## WORK TO COMPLETE
Every line that contains the word "Click" should be copied out.

A run of records:

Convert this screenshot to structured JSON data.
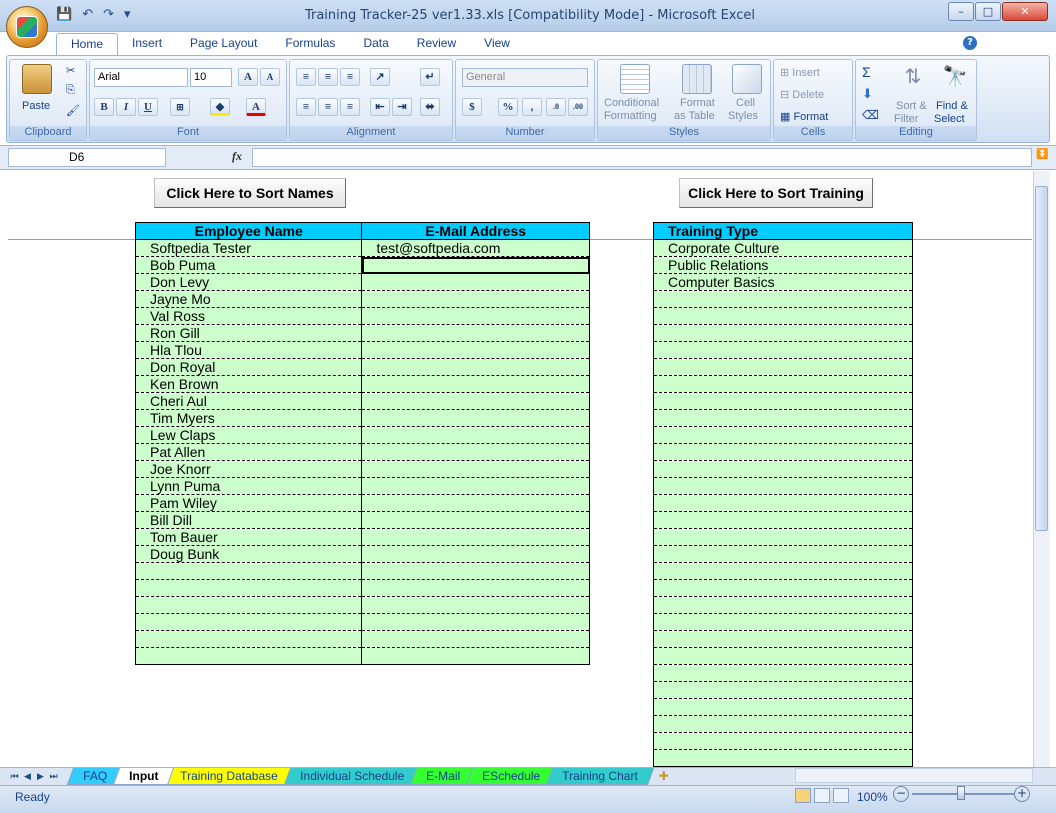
{
  "window": {
    "title": "Training Tracker-25 ver1.33.xls  [Compatibility Mode] - Microsoft Excel",
    "minimize": "–",
    "maximize": "□",
    "close": "✕"
  },
  "ribbon_tabs": [
    "Home",
    "Insert",
    "Page Layout",
    "Formulas",
    "Data",
    "Review",
    "View"
  ],
  "ribbon": {
    "font_name": "Arial",
    "font_size": "10",
    "number_format": "General",
    "paste": "Paste",
    "conditional": "Conditional",
    "formatting": "Formatting",
    "format": "Format",
    "as_table": "as Table",
    "cell": "Cell",
    "styles": "Styles",
    "insert": "Insert",
    "delete": "Delete",
    "format_cells": "Format",
    "sort": "Sort &",
    "filter": "Filter",
    "find": "Find &",
    "select": "Select",
    "groups": {
      "clipboard": "Clipboard",
      "font": "Font",
      "alignment": "Alignment",
      "number": "Number",
      "styles": "Styles",
      "cells": "Cells",
      "editing": "Editing"
    }
  },
  "formula_bar": {
    "name_box": "D6",
    "fx": "fx",
    "value": ""
  },
  "sheet": {
    "sort_names_button": "Click Here to Sort Names",
    "sort_training_button": "Click Here to Sort Training",
    "employee_header": "Employee Name",
    "email_header": "E-Mail Address",
    "training_header": "Training Type",
    "employees": [
      "Softpedia Tester",
      "Bob Puma",
      "Don Levy",
      "Jayne Mo",
      "Val Ross",
      "Ron Gill",
      "Hla Tlou",
      "Don Royal",
      "Ken Brown",
      "Cheri Aul",
      "Tim Myers",
      "Lew Claps",
      "Pat Allen",
      "Joe Knorr",
      "Lynn Puma",
      "Pam Wiley",
      "Bill Dill",
      "Tom Bauer",
      "Doug Bunk"
    ],
    "emails": [
      "test@softpedia.com"
    ],
    "employee_rows": 25,
    "training_types": [
      "Corporate Culture",
      "Public Relations",
      "Computer Basics"
    ],
    "training_rows": 31,
    "selected_row": 2
  },
  "sheet_tabs": [
    {
      "label": "FAQ",
      "color": "#33ccff"
    },
    {
      "label": "Input",
      "color": "#ffffff",
      "active": true
    },
    {
      "label": "Training Database",
      "color": "#ffff00"
    },
    {
      "label": "Individual Schedule",
      "color": "#33cccc"
    },
    {
      "label": "E-Mail",
      "color": "#33ff33"
    },
    {
      "label": "ESchedule",
      "color": "#33ff33"
    },
    {
      "label": "Training Chart",
      "color": "#33cccc"
    }
  ],
  "status": {
    "ready": "Ready",
    "zoom": "100%"
  }
}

## ANSWER IN FULL
    "sort_names_button": "Click Here to Sort Names",
    "sort_training_button": "Click Here to Sort Training",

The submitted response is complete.